**WRITTEN REQUEST**
Provide an exact reproduction of every entry.

**DATA FOR PROCESSING**
◇ ◇ ◇ ◇ ◇
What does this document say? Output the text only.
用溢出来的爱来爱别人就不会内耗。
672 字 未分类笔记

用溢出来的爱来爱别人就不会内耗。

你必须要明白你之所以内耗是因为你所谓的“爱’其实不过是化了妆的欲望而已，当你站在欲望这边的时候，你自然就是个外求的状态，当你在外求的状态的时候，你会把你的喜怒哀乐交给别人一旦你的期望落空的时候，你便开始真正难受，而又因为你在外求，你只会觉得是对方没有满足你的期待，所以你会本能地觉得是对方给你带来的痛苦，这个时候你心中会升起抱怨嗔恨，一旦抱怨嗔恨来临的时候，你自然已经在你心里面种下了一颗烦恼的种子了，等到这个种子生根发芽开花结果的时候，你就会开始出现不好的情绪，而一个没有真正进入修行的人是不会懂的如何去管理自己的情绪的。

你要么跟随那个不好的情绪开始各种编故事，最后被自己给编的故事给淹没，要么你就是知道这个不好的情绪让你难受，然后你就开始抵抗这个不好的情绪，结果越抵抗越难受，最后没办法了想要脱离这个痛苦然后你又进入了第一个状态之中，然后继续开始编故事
◇ ◇ ◇ ◇ ◇
**EXERCISE OUTPUT**
What does this document say? Output the text only.
用溢出来的爱来爱别人就不会内耗。
672 字 未分类笔记

用溢出来的爱来爱别人就不会内耗。

你必须要明白你之所以内耗是因为你所谓的“爱’其实不过是化了妆的欲望而已，当你站在欲望这边的时候，你自然就是个外求的状态，当你在外求的状态的时候，你会把你的喜怒哀乐交给别人一旦你的期望落空的时候，你便开始真正难受，而又因为你在外求，你只会觉得是对方没有满足你的期待，所以你会本能地觉得是对方给你带来的痛苦，这个时候你心中会升起抱怨嗔恨，一旦抱怨嗔恨来临的时候，你自然已经在你心里面种下了一颗烦恼的种子了，等到这个种子生根发芽开花结果的时候，你就会开始出现不好的情绪，而一个没有真正进入修行的人是不会懂的如何去管理自己的情绪的。

你要么跟随那个不好的情绪开始各种编故事，最后被自己给编的故事给淹没，要么你就是知道这个不好的情绪让你难受，然后你就开始抵抗这个不好的情绪，结果越抵抗越难受，最后没办法了想要脱离这个痛苦然后你又进入了第一个状态之中，然后继续开始编故事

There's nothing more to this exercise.